Reproduce the lines verbatim from the line containing "- model-run: ECMWF" to the line containing "List every element", including both of those lines.

## START

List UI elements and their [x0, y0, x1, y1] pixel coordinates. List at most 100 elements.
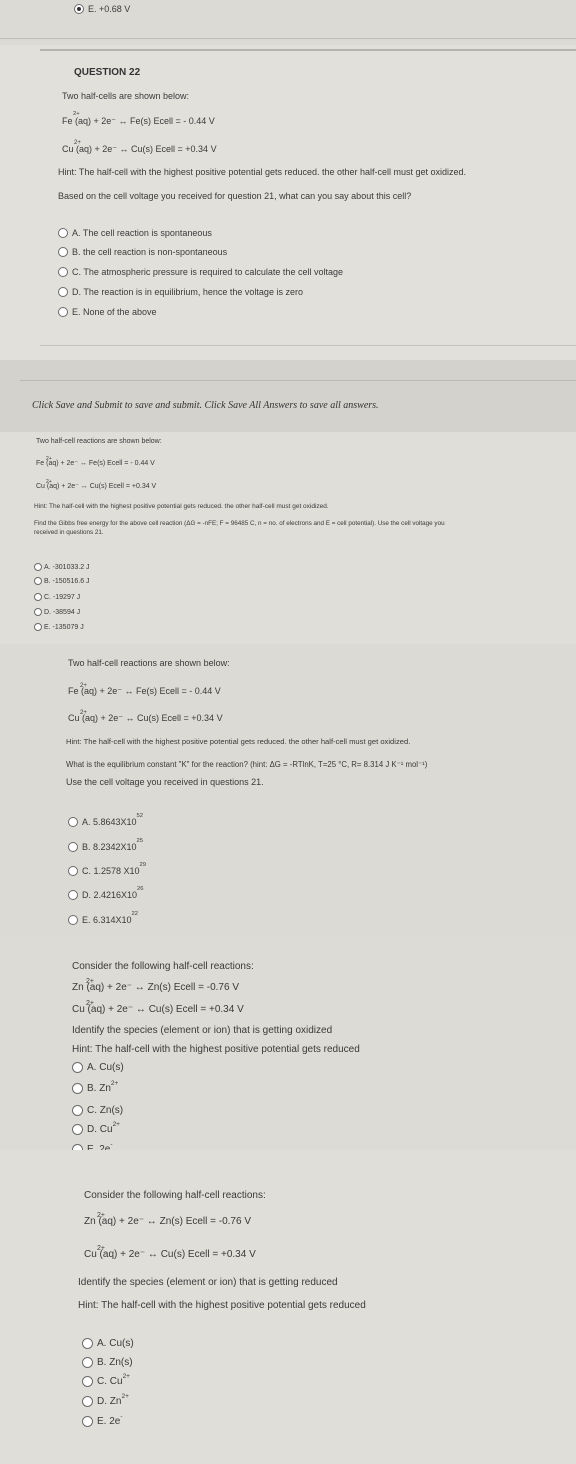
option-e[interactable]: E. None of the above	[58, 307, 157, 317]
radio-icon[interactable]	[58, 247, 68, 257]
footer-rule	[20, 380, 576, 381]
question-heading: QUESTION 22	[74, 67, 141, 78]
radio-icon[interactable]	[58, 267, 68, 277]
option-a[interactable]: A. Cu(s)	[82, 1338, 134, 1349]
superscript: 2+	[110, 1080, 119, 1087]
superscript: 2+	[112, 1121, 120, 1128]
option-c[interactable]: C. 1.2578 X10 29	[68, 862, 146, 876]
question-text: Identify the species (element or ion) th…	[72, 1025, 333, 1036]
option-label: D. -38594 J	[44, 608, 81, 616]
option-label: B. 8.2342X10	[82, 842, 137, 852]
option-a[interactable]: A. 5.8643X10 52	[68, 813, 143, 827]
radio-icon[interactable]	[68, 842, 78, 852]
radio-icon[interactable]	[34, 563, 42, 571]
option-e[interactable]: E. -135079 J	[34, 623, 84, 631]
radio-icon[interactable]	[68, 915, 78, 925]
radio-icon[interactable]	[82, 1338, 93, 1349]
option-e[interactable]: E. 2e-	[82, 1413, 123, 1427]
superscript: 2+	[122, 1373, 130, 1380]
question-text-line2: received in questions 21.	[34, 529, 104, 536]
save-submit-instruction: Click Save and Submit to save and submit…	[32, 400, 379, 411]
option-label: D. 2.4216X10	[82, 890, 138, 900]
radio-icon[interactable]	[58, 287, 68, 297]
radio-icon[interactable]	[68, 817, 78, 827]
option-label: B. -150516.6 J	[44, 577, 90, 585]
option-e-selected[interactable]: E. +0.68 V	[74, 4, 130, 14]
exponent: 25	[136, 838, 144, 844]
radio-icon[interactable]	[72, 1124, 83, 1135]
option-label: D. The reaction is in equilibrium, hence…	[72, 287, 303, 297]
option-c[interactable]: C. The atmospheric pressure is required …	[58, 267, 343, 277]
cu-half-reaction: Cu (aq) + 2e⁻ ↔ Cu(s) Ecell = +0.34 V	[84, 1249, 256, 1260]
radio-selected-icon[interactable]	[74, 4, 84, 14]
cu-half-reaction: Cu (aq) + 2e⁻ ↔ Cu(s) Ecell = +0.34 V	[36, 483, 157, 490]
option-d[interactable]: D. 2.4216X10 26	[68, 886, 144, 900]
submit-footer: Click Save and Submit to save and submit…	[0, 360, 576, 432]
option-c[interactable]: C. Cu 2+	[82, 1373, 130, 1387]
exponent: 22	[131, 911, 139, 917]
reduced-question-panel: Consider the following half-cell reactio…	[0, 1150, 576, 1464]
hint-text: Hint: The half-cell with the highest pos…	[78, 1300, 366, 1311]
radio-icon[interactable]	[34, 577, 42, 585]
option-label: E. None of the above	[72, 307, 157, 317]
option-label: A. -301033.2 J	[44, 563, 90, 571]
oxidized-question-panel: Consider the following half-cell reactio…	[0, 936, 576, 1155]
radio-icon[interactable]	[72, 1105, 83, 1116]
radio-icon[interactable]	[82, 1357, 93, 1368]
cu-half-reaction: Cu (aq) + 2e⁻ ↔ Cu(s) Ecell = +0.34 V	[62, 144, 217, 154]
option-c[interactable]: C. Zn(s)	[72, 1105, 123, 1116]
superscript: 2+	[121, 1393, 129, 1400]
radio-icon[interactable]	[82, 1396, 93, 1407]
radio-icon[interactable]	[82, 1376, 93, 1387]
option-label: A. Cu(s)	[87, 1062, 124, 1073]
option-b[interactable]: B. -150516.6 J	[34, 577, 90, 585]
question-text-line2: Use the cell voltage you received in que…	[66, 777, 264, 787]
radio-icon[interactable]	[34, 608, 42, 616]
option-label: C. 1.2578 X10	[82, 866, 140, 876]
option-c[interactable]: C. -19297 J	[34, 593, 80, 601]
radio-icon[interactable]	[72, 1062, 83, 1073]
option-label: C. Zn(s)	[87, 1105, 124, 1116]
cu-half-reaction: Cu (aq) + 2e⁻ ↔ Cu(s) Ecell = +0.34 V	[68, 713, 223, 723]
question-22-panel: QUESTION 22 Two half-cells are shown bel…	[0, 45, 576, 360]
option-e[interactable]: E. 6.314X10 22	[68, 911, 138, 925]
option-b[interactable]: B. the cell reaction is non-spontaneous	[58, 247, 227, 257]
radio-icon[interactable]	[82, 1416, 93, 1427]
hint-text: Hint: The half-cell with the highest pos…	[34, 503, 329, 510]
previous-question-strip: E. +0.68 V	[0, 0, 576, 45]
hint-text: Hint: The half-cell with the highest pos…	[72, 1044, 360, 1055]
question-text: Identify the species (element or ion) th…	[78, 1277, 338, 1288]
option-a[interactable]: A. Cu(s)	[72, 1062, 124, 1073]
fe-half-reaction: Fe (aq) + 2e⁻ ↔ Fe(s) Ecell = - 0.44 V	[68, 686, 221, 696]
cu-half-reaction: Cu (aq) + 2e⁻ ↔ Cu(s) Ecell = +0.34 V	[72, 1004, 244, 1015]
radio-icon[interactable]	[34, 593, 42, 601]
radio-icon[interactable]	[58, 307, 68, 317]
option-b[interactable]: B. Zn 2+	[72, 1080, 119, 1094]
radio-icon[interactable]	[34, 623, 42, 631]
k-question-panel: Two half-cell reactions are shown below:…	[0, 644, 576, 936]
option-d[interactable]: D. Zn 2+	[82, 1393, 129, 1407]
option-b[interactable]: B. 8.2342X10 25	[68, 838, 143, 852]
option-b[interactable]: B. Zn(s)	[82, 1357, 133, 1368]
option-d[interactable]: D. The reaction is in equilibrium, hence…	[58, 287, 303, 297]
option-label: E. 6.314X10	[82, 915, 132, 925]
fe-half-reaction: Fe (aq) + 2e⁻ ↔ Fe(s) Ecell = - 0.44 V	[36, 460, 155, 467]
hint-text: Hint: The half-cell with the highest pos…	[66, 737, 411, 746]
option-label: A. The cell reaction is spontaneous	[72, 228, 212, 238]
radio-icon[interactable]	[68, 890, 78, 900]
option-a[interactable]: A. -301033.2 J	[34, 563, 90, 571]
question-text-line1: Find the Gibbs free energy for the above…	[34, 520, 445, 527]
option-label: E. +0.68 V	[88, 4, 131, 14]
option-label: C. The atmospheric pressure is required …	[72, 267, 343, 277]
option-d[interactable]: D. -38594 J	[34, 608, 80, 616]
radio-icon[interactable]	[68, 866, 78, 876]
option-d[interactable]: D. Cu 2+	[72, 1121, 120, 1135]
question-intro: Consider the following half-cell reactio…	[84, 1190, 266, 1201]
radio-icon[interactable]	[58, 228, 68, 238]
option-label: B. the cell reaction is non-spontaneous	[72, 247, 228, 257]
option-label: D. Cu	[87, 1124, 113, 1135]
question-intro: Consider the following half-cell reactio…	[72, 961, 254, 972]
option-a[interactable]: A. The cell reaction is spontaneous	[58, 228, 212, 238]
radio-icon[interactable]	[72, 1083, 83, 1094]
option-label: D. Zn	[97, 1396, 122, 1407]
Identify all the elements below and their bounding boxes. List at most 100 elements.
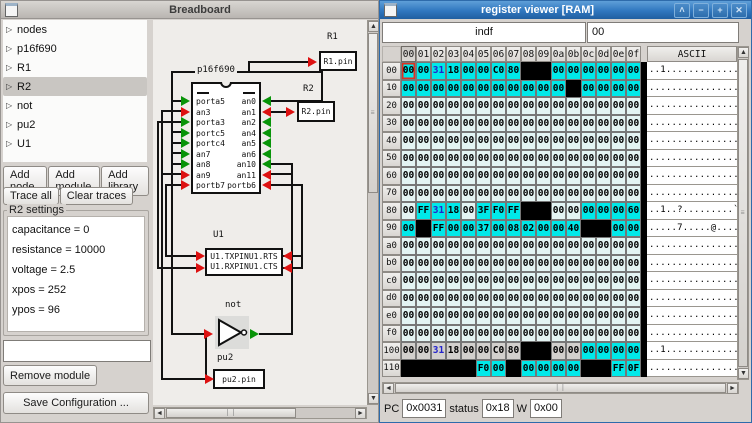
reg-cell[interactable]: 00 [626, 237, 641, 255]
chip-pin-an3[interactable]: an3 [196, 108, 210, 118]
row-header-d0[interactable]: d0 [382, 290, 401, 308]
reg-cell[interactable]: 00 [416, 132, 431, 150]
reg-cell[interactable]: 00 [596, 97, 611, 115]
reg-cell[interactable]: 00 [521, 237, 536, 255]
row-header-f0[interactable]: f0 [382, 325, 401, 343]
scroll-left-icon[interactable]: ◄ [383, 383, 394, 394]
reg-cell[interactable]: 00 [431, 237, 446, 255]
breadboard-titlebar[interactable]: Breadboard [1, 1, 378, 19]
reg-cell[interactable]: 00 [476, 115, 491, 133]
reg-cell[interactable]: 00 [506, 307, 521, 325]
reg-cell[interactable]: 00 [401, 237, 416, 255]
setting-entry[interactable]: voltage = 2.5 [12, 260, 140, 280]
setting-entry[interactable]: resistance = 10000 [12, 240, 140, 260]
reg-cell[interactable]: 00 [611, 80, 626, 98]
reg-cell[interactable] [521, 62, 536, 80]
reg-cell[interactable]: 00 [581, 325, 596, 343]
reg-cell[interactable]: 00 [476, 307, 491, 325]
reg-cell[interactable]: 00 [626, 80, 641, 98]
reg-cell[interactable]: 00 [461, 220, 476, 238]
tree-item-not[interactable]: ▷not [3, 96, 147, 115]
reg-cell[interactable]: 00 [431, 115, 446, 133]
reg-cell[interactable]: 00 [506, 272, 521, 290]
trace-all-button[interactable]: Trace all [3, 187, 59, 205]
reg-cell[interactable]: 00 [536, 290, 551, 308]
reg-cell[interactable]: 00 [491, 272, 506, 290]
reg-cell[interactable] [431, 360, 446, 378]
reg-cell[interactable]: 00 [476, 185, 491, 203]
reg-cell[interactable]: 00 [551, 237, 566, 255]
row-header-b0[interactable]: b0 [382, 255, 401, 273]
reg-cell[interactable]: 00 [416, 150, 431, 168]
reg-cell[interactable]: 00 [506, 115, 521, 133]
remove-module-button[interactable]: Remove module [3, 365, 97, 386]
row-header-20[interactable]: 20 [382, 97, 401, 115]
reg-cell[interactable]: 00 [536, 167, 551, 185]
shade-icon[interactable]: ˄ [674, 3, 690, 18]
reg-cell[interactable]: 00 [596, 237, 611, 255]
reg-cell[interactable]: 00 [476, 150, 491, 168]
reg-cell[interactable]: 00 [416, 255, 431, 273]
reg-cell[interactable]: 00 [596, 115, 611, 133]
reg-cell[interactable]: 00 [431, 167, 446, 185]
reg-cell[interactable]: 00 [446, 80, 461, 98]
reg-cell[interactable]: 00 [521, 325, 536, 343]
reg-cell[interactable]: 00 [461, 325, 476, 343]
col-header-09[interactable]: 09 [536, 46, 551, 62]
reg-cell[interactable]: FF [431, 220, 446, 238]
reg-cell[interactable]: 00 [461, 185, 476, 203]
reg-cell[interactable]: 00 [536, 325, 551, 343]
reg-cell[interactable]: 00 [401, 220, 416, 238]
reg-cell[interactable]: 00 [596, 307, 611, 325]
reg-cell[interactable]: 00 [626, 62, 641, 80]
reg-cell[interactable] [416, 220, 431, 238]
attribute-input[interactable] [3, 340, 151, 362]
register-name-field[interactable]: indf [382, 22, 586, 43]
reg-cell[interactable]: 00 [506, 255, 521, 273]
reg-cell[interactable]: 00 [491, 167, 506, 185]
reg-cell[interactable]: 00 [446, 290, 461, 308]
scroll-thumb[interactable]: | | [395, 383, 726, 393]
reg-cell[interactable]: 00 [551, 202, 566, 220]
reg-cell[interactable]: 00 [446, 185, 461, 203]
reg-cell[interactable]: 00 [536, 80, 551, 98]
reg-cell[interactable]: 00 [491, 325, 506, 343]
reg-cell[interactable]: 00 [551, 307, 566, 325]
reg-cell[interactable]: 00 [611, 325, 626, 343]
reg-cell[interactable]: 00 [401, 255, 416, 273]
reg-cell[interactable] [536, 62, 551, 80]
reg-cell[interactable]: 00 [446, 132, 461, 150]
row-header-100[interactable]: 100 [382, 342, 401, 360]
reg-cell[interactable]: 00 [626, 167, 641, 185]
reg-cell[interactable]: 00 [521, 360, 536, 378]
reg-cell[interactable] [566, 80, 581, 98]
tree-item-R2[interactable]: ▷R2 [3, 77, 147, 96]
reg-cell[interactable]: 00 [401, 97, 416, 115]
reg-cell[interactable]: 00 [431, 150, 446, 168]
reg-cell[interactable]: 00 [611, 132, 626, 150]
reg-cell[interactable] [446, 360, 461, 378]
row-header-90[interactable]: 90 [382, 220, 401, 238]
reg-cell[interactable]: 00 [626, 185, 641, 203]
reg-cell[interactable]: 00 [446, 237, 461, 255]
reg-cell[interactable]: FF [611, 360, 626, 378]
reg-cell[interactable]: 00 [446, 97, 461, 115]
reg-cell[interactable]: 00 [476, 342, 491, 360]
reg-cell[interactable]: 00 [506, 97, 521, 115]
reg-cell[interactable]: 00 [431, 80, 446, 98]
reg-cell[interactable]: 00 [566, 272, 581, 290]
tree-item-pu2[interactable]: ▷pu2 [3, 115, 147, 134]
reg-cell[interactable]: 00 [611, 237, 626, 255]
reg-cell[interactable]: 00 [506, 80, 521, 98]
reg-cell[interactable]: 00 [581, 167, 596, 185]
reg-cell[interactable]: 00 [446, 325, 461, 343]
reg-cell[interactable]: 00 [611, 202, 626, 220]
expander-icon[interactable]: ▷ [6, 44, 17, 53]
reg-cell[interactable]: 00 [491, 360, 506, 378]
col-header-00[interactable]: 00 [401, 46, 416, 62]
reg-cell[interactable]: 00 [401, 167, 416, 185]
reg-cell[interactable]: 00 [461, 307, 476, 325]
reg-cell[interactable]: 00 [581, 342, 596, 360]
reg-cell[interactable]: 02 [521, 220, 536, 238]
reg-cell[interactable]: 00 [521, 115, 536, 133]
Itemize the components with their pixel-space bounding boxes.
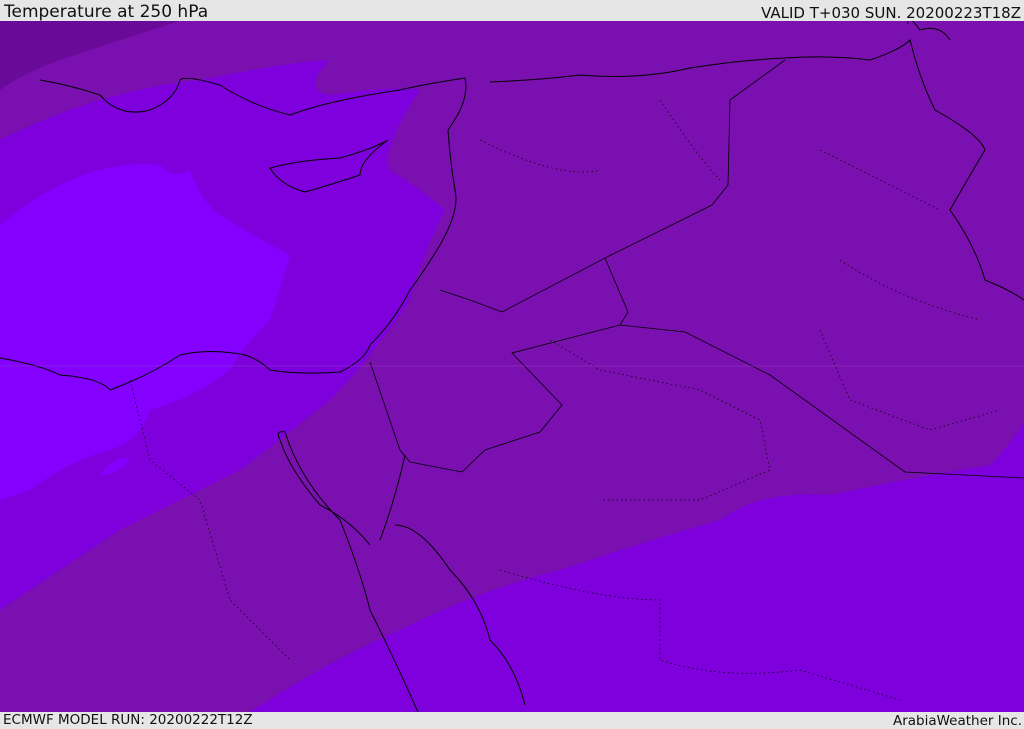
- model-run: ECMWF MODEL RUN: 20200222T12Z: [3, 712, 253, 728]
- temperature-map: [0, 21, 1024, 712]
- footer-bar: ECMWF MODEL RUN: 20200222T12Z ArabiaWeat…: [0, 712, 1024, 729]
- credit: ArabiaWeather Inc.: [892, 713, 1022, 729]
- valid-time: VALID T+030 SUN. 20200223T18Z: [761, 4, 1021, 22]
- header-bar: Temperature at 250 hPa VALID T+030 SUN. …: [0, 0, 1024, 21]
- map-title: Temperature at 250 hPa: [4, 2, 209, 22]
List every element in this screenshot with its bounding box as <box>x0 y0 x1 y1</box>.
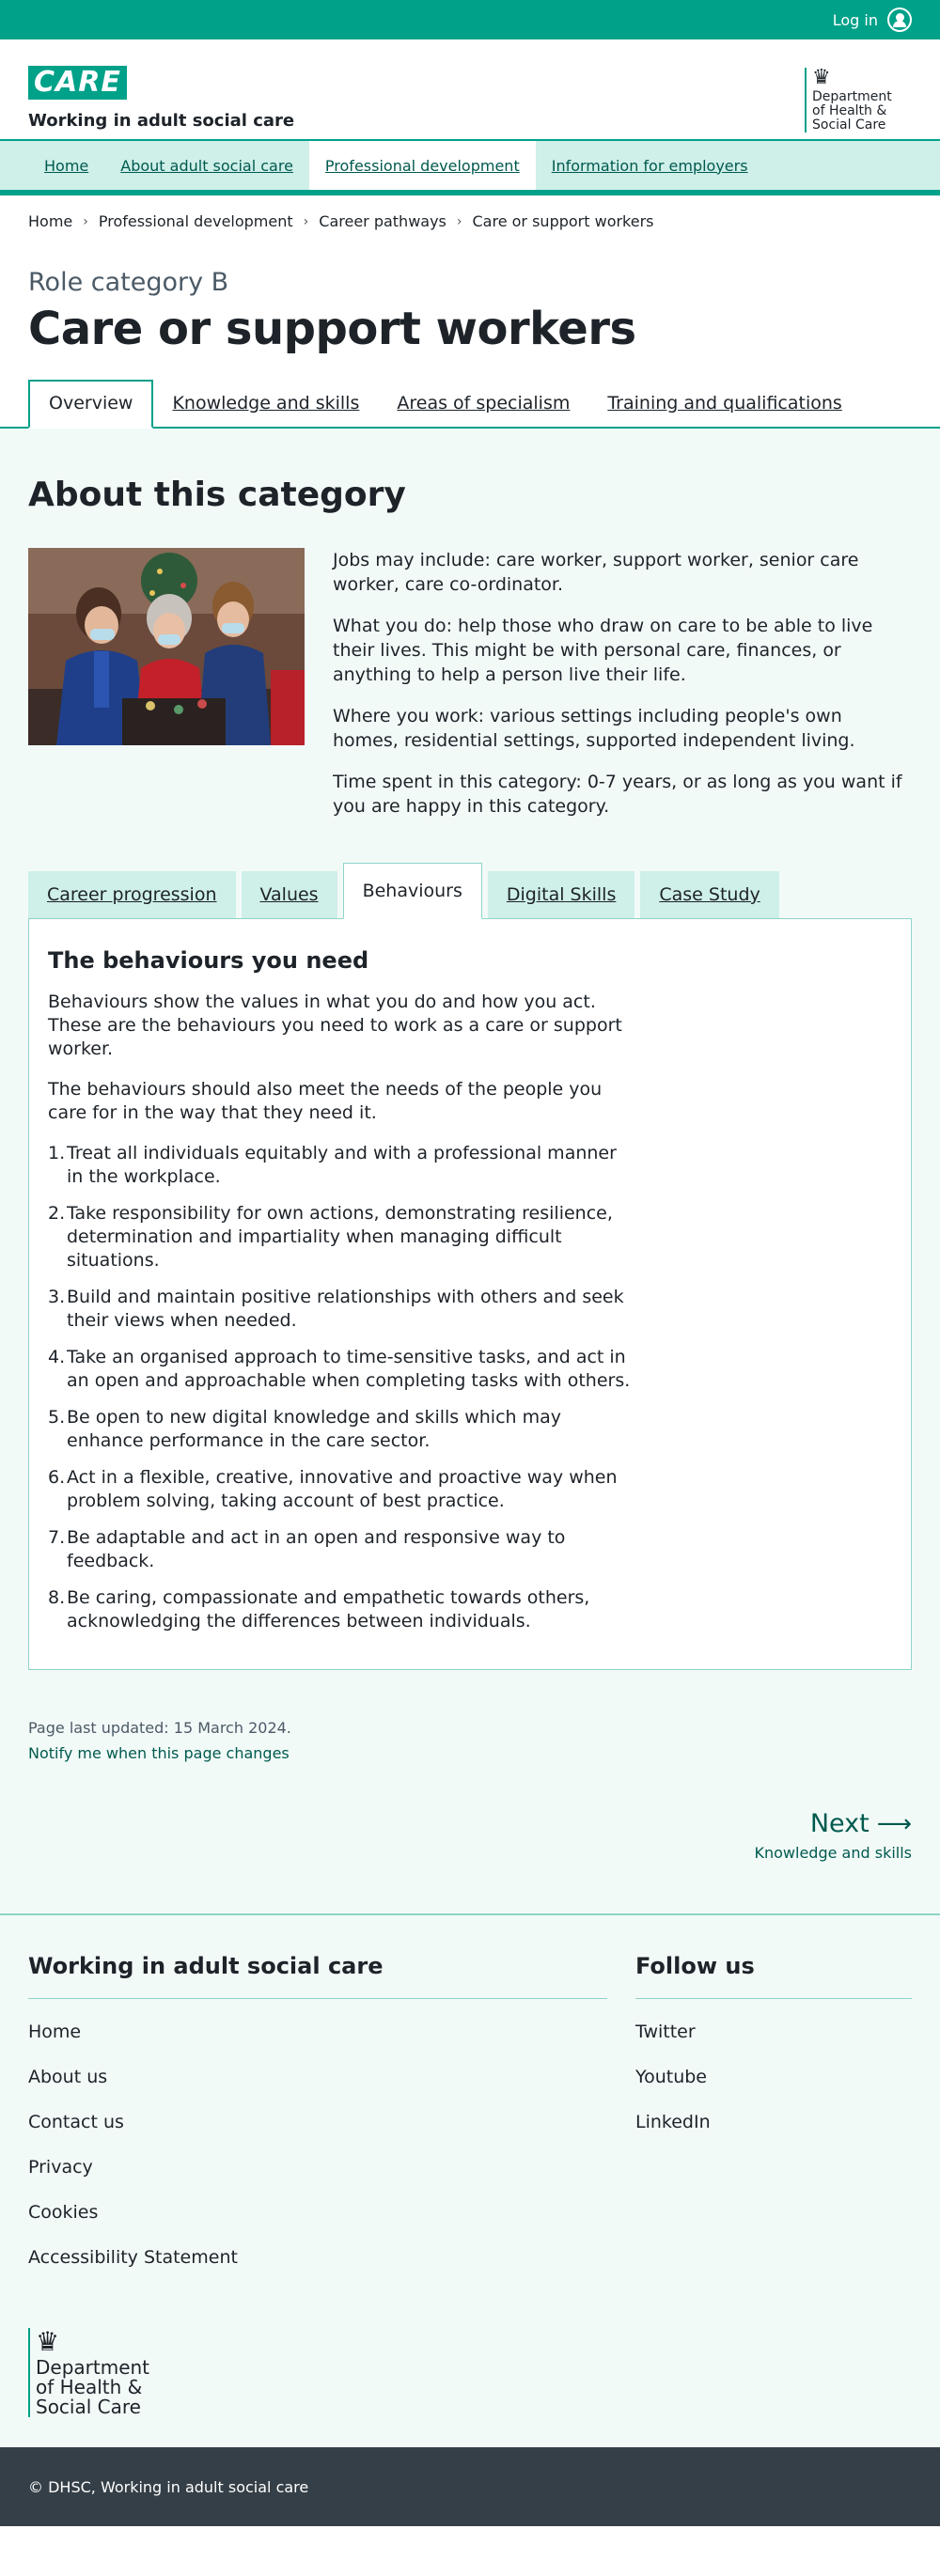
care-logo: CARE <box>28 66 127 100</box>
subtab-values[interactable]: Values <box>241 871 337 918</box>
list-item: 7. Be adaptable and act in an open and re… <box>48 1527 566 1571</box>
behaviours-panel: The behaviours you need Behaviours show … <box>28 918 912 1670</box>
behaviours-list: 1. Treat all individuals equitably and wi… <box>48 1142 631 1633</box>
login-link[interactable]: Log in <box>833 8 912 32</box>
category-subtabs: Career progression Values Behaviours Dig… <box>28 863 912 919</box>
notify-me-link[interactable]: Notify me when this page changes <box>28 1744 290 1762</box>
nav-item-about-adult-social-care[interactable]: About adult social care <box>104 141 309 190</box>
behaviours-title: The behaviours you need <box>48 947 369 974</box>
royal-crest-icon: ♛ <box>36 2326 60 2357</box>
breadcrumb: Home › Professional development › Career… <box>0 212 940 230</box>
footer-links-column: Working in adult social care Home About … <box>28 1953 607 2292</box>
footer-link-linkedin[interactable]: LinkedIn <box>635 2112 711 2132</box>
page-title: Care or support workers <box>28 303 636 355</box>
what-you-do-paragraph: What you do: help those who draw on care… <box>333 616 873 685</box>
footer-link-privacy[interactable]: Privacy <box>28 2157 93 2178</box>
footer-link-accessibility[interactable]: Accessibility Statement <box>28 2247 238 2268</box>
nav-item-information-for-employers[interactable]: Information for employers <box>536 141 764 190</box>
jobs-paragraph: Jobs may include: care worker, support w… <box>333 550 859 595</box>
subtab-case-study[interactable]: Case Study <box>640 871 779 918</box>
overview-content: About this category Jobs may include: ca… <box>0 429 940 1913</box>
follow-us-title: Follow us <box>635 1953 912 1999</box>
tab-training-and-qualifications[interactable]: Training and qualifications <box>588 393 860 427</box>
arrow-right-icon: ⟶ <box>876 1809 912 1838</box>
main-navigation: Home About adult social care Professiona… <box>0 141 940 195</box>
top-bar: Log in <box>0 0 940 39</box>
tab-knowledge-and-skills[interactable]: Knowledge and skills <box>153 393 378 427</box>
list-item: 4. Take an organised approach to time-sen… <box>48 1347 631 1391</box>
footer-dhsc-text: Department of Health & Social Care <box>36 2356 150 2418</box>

## END

- **OUTPUT OF THE TASK**
- model-run: ECMWF MODEL RUN: 20200222T12Z: [3, 712, 253, 728]
- temperature-map: [0, 21, 1024, 712]
- footer-bar: ECMWF MODEL RUN: 20200222T12Z ArabiaWeat…: [0, 712, 1024, 729]
- credit: ArabiaWeather Inc.: [892, 713, 1022, 729]
- valid-time: VALID T+030 SUN. 20200223T18Z: [761, 4, 1021, 22]
- header-bar: Temperature at 250 hPa VALID T+030 SUN. …: [0, 0, 1024, 21]
- map-title: Temperature at 250 hPa: [4, 2, 209, 22]
List every element in this screenshot with its bounding box as <box>x0 y0 x1 y1</box>.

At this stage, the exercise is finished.